━━ Data ━━

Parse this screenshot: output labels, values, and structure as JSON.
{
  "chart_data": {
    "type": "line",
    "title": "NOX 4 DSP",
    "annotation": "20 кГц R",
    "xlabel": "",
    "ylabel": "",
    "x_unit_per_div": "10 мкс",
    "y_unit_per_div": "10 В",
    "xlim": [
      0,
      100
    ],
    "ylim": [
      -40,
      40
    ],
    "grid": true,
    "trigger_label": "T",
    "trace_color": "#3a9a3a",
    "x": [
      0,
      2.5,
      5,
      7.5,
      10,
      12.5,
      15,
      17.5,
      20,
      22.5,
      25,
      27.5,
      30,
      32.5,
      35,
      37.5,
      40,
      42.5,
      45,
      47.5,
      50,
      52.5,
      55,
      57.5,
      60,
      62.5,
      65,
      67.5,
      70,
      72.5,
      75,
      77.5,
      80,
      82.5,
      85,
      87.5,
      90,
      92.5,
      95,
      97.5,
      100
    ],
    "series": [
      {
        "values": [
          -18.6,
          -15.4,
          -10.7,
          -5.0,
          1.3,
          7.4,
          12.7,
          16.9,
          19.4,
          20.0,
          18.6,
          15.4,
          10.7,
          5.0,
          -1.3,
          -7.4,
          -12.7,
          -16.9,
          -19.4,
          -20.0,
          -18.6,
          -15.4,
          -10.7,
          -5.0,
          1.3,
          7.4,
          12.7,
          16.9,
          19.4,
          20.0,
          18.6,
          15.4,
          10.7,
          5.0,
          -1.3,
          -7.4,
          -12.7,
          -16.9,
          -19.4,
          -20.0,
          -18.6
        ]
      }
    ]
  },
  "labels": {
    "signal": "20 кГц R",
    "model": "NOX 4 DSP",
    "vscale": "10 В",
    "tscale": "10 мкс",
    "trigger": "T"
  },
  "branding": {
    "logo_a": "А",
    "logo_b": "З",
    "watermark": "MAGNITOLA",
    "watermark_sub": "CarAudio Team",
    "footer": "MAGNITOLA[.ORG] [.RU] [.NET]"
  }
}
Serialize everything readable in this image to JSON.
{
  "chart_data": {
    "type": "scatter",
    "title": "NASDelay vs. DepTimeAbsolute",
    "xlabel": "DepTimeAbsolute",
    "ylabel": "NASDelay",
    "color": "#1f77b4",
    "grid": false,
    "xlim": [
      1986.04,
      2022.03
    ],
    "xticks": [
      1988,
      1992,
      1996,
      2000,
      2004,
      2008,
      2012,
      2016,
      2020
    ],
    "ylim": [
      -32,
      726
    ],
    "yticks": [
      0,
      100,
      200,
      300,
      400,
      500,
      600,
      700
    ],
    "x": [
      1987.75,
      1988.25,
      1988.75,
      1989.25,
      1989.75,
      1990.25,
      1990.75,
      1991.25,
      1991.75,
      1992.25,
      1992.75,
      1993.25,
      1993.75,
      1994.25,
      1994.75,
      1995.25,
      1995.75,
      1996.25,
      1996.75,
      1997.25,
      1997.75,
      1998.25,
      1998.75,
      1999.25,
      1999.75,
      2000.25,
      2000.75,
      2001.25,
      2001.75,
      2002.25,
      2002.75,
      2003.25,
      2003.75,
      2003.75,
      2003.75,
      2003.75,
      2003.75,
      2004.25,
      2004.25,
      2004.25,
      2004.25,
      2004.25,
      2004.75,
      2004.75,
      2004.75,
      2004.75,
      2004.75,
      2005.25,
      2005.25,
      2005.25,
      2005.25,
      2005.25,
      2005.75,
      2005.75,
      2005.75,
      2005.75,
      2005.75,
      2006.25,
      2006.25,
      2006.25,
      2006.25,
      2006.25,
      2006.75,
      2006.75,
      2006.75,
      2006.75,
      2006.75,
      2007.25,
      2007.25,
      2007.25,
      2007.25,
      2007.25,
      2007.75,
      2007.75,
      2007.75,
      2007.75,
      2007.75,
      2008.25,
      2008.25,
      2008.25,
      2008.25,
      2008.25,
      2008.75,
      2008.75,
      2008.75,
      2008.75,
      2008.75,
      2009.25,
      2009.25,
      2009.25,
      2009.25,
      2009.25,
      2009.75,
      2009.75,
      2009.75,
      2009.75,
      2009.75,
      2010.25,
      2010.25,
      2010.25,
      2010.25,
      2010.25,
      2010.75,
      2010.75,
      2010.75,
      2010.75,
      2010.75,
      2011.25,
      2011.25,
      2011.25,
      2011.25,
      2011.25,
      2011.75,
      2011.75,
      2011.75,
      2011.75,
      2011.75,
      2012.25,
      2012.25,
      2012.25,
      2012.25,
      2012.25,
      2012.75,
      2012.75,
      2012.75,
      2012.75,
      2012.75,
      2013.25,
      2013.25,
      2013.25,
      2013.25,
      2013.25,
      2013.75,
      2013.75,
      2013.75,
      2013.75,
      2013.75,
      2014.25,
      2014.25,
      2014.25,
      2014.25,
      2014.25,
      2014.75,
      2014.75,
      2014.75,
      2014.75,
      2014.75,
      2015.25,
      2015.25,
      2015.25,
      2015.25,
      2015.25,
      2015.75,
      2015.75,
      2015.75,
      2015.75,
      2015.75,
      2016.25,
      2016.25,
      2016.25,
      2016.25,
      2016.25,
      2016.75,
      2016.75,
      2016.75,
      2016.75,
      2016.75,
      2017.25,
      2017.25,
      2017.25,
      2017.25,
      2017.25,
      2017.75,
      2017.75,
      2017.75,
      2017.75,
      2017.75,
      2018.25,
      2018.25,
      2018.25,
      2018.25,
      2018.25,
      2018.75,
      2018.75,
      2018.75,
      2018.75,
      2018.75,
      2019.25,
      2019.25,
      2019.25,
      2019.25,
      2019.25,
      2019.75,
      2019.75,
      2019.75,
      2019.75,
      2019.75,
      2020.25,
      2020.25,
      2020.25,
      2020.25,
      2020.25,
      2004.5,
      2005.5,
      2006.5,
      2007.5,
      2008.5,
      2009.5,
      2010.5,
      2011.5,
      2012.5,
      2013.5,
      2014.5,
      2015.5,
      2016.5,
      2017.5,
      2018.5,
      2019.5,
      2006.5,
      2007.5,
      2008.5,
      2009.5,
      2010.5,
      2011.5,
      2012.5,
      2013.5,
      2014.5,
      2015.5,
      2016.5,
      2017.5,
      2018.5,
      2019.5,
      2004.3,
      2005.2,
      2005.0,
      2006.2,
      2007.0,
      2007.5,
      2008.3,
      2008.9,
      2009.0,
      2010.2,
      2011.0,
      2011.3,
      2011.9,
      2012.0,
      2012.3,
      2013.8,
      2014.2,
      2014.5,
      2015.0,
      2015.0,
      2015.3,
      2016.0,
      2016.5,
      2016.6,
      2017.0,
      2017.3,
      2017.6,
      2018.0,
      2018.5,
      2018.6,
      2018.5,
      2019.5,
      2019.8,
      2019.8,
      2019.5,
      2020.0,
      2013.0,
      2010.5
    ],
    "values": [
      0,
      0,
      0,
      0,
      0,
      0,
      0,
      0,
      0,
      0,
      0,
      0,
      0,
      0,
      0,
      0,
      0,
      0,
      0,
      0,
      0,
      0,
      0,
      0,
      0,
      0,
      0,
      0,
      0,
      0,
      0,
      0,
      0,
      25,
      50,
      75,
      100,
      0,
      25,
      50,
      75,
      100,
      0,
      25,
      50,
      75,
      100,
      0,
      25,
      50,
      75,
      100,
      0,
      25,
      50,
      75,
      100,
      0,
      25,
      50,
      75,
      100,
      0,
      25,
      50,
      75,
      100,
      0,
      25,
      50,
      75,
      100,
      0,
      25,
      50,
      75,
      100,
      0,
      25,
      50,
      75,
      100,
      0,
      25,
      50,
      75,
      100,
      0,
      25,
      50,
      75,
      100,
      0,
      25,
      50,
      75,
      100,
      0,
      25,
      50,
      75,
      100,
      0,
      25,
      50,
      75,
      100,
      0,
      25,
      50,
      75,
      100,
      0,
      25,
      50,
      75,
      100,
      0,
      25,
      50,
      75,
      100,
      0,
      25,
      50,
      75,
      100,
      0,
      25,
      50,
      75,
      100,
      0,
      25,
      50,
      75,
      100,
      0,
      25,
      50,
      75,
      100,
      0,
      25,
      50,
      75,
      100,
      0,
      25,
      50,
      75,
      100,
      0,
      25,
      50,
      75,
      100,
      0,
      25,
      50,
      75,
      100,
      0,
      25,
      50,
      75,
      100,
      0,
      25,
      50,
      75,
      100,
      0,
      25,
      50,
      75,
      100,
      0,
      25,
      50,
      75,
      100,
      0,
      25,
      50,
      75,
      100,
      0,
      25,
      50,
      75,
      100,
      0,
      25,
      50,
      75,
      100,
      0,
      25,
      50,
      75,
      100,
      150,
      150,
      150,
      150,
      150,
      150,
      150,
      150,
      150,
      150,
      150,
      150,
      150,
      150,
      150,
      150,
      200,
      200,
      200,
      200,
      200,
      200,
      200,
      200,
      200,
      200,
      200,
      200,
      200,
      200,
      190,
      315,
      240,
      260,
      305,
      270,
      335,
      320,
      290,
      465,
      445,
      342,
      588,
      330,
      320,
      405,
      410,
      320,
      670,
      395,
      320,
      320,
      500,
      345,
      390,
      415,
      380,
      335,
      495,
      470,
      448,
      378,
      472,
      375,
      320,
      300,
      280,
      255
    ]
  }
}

━━━

Given problem: Go through the entries above and pull out each line with "labels" in it.

Answer to this problem:
Parse this screenshot: output labels, values, and structure as JSON.
  "labels": {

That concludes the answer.